The listing has to be given again in full and exactly.

DATA UNDER STUDY.

################

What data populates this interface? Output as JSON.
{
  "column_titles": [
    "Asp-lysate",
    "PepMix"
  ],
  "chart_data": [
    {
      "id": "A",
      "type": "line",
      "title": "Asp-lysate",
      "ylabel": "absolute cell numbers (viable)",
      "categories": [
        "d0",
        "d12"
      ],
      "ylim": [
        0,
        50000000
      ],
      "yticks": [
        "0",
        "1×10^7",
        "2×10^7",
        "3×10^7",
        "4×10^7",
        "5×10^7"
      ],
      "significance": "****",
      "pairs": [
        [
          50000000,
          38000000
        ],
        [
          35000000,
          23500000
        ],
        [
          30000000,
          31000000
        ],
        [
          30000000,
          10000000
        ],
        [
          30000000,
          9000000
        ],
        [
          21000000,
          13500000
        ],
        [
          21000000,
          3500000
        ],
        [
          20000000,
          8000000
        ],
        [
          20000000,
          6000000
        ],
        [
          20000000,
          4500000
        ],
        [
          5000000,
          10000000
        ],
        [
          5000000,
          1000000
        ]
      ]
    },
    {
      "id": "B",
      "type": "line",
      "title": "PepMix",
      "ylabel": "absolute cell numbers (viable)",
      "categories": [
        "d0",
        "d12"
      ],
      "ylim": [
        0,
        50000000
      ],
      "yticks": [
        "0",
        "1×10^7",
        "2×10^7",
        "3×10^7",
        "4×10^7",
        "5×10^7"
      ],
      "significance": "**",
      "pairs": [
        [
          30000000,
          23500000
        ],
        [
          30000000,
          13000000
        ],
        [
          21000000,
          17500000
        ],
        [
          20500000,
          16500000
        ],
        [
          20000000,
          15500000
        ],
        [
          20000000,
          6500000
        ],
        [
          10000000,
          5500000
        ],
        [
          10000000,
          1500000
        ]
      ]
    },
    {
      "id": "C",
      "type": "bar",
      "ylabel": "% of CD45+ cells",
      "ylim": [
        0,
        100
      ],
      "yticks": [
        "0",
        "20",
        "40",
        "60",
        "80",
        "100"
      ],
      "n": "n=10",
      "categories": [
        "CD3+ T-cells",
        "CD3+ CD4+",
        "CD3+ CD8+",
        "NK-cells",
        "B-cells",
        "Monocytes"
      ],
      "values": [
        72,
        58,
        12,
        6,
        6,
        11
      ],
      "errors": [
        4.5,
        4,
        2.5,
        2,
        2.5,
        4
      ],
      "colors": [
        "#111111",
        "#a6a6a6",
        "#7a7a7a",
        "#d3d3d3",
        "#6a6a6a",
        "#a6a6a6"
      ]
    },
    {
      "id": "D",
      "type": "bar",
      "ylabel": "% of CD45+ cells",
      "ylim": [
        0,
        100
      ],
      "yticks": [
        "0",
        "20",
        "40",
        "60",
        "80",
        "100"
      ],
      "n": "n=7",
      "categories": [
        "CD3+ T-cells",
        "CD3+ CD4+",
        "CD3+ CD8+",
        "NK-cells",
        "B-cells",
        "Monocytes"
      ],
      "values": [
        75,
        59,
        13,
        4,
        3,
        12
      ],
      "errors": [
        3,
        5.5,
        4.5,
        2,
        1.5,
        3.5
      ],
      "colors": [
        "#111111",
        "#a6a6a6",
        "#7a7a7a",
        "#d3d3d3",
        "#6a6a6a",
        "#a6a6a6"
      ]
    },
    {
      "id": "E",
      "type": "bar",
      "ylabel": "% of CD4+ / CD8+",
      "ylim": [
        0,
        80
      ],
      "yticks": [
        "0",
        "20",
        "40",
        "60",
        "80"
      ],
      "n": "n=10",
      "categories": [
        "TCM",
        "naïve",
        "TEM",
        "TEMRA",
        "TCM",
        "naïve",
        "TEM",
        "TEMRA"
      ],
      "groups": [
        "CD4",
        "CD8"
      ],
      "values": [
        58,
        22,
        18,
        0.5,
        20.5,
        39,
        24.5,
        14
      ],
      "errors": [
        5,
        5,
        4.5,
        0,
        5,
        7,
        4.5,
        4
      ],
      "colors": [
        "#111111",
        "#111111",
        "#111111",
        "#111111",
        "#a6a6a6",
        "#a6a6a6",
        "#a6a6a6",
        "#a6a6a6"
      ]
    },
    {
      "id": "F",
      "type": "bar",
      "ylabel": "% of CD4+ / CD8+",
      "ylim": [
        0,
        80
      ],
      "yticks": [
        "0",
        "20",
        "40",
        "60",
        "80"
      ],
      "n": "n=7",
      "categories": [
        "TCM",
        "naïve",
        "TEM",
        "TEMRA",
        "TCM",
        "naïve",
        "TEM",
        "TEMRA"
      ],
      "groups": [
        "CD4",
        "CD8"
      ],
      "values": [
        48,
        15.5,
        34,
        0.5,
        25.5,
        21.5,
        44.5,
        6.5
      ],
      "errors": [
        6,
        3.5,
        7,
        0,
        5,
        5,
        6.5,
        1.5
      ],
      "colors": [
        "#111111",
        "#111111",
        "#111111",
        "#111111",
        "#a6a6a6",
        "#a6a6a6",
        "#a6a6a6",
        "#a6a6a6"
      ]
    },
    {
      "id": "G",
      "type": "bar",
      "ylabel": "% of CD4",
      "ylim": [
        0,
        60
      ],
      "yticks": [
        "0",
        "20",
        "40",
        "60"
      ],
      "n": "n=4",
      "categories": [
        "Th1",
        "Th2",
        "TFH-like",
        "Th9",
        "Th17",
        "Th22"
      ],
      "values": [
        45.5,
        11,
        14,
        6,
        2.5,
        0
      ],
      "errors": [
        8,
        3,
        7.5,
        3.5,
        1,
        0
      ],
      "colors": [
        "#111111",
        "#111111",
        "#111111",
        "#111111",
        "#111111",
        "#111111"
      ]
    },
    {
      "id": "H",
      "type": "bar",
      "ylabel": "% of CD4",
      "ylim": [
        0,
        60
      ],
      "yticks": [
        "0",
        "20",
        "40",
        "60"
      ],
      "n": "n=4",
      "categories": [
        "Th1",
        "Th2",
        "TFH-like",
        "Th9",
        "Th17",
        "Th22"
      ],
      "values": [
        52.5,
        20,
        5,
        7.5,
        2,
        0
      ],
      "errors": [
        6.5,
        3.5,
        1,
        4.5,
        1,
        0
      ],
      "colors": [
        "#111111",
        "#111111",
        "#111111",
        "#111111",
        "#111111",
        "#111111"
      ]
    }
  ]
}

################

ANSWER SECTION.
What data populates this interface? Output as JSON.
{
  "column_titles": [
    "Asp-lysate",
    "PepMix"
  ],
  "chart_data": [
    {
      "id": "A",
      "type": "line",
      "title": "Asp-lysate",
      "ylabel": "absolute cell numbers (viable)",
      "categories": [
        "d0",
        "d12"
      ],
      "ylim": [
        0,
        50000000
      ],
      "yticks": [
        "0",
        "1×10^7",
        "2×10^7",
        "3×10^7",
        "4×10^7",
        "5×10^7"
      ],
      "significance": "****",
      "pairs": [
        [
          50000000,
          38000000
        ],
        [
          35000000,
          23500000
        ],
        [
          30000000,
          31000000
        ],
        [
          30000000,
          10000000
        ],
        [
          30000000,
          9000000
        ],
        [
          21000000,
          13500000
        ],
        [
          21000000,
          3500000
        ],
        [
          20000000,
          8000000
        ],
        [
          20000000,
          6000000
        ],
        [
          20000000,
          4500000
        ],
        [
          5000000,
          10000000
        ],
        [
          5000000,
          1000000
        ]
      ]
    },
    {
      "id": "B",
      "type": "line",
      "title": "PepMix",
      "ylabel": "absolute cell numbers (viable)",
      "categories": [
        "d0",
        "d12"
      ],
      "ylim": [
        0,
        50000000
      ],
      "yticks": [
        "0",
        "1×10^7",
        "2×10^7",
        "3×10^7",
        "4×10^7",
        "5×10^7"
      ],
      "significance": "**",
      "pairs": [
        [
          30000000,
          23500000
        ],
        [
          30000000,
          13000000
        ],
        [
          21000000,
          17500000
        ],
        [
          20500000,
          16500000
        ],
        [
          20000000,
          15500000
        ],
        [
          20000000,
          6500000
        ],
        [
          10000000,
          5500000
        ],
        [
          10000000,
          1500000
        ]
      ]
    },
    {
      "id": "C",
      "type": "bar",
      "ylabel": "% of CD45+ cells",
      "ylim": [
        0,
        100
      ],
      "yticks": [
        "0",
        "20",
        "40",
        "60",
        "80",
        "100"
      ],
      "n": "n=10",
      "categories": [
        "CD3+ T-cells",
        "CD3+ CD4+",
        "CD3+ CD8+",
        "NK-cells",
        "B-cells",
        "Monocytes"
      ],
      "values": [
        72,
        58,
        12,
        6,
        6,
        11
      ],
      "errors": [
        4.5,
        4,
        2.5,
        2,
        2.5,
        4
      ],
      "colors": [
        "#111111",
        "#a6a6a6",
        "#7a7a7a",
        "#d3d3d3",
        "#6a6a6a",
        "#a6a6a6"
      ]
    },
    {
      "id": "D",
      "type": "bar",
      "ylabel": "% of CD45+ cells",
      "ylim": [
        0,
        100
      ],
      "yticks": [
        "0",
        "20",
        "40",
        "60",
        "80",
        "100"
      ],
      "n": "n=7",
      "categories": [
        "CD3+ T-cells",
        "CD3+ CD4+",
        "CD3+ CD8+",
        "NK-cells",
        "B-cells",
        "Monocytes"
      ],
      "values": [
        75,
        59,
        13,
        4,
        3,
        12
      ],
      "errors": [
        3,
        5.5,
        4.5,
        2,
        1.5,
        3.5
      ],
      "colors": [
        "#111111",
        "#a6a6a6",
        "#7a7a7a",
        "#d3d3d3",
        "#6a6a6a",
        "#a6a6a6"
      ]
    },
    {
      "id": "E",
      "type": "bar",
      "ylabel": "% of CD4+ / CD8+",
      "ylim": [
        0,
        80
      ],
      "yticks": [
        "0",
        "20",
        "40",
        "60",
        "80"
      ],
      "n": "n=10",
      "categories": [
        "TCM",
        "naïve",
        "TEM",
        "TEMRA",
        "TCM",
        "naïve",
        "TEM",
        "TEMRA"
      ],
      "groups": [
        "CD4",
        "CD8"
      ],
      "values": [
        58,
        22,
        18,
        0.5,
        20.5,
        39,
        24.5,
        14
      ],
      "errors": [
        5,
        5,
        4.5,
        0,
        5,
        7,
        4.5,
        4
      ],
      "colors": [
        "#111111",
        "#111111",
        "#111111",
        "#111111",
        "#a6a6a6",
        "#a6a6a6",
        "#a6a6a6",
        "#a6a6a6"
      ]
    },
    {
      "id": "F",
      "type": "bar",
      "ylabel": "% of CD4+ / CD8+",
      "ylim": [
        0,
        80
      ],
      "yticks": [
        "0",
        "20",
        "40",
        "60",
        "80"
      ],
      "n": "n=7",
      "categories": [
        "TCM",
        "naïve",
        "TEM",
        "TEMRA",
        "TCM",
        "naïve",
        "TEM",
        "TEMRA"
      ],
      "groups": [
        "CD4",
        "CD8"
      ],
      "values": [
        48,
        15.5,
        34,
        0.5,
        25.5,
        21.5,
        44.5,
        6.5
      ],
      "errors": [
        6,
        3.5,
        7,
        0,
        5,
        5,
        6.5,
        1.5
      ],
      "colors": [
        "#111111",
        "#111111",
        "#111111",
        "#111111",
        "#a6a6a6",
        "#a6a6a6",
        "#a6a6a6",
        "#a6a6a6"
      ]
    },
    {
      "id": "G",
      "type": "bar",
      "ylabel": "% of CD4",
      "ylim": [
        0,
        60
      ],
      "yticks": [
        "0",
        "20",
        "40",
        "60"
      ],
      "n": "n=4",
      "categories": [
        "Th1",
        "Th2",
        "TFH-like",
        "Th9",
        "Th17",
        "Th22"
      ],
      "values": [
        45.5,
        11,
        14,
        6,
        2.5,
        0
      ],
      "errors": [
        8,
        3,
        7.5,
        3.5,
        1,
        0
      ],
      "colors": [
        "#111111",
        "#111111",
        "#111111",
        "#111111",
        "#111111",
        "#111111"
      ]
    },
    {
      "id": "H",
      "type": "bar",
      "ylabel": "% of CD4",
      "ylim": [
        0,
        60
      ],
      "yticks": [
        "0",
        "20",
        "40",
        "60"
      ],
      "n": "n=4",
      "categories": [
        "Th1",
        "Th2",
        "TFH-like",
        "Th9",
        "Th17",
        "Th22"
      ],
      "values": [
        52.5,
        20,
        5,
        7.5,
        2,
        0
      ],
      "errors": [
        6.5,
        3.5,
        1,
        4.5,
        1,
        0
      ],
      "colors": [
        "#111111",
        "#111111",
        "#111111",
        "#111111",
        "#111111",
        "#111111"
      ]
    }
  ]
}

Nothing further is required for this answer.